Records from a collection:

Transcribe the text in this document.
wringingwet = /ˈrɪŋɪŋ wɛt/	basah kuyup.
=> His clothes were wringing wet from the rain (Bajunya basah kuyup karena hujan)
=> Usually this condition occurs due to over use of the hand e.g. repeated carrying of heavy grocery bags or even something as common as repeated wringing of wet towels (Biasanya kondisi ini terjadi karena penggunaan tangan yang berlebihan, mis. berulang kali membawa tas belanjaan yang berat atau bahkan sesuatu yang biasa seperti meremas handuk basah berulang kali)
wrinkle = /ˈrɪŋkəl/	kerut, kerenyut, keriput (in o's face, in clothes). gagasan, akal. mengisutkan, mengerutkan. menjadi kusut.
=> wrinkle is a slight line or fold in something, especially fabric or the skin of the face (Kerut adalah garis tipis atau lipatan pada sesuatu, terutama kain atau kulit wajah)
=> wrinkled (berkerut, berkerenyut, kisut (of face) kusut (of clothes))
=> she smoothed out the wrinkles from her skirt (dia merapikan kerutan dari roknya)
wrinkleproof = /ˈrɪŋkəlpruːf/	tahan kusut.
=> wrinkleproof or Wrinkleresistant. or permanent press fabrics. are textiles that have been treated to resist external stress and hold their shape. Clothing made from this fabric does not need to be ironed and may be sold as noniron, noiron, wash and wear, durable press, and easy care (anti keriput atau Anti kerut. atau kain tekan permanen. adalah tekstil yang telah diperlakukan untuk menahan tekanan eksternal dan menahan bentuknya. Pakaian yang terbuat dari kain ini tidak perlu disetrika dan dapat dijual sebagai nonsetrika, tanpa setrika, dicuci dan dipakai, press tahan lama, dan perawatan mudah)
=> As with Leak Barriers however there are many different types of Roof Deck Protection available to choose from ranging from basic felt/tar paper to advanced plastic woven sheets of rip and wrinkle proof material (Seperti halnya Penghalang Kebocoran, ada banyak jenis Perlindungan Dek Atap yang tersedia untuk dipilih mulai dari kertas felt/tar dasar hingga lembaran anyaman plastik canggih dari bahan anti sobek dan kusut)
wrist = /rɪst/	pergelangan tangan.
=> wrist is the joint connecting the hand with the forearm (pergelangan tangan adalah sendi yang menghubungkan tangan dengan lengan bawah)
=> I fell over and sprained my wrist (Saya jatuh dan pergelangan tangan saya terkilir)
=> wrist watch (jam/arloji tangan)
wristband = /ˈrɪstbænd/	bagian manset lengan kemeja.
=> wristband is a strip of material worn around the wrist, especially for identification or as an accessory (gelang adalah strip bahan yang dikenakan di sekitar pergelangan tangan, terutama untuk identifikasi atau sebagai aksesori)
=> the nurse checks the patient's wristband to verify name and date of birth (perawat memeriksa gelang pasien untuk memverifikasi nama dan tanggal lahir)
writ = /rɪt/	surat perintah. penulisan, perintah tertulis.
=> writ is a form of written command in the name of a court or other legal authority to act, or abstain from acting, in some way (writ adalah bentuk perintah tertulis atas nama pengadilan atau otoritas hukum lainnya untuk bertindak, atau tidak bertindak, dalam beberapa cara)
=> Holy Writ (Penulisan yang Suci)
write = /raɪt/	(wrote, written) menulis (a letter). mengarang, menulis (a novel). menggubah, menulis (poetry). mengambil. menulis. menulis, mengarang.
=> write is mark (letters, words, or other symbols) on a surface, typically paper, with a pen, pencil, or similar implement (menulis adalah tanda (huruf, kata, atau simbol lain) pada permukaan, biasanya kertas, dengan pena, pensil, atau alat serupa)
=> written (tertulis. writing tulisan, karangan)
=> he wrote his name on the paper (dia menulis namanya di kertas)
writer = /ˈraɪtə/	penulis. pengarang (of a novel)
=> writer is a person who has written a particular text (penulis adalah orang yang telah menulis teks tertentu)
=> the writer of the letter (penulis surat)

» **WHAT IS REQUIRED**
Count each line with "material" in it and report that figure by itself.

» **TASK RESPONSE**
2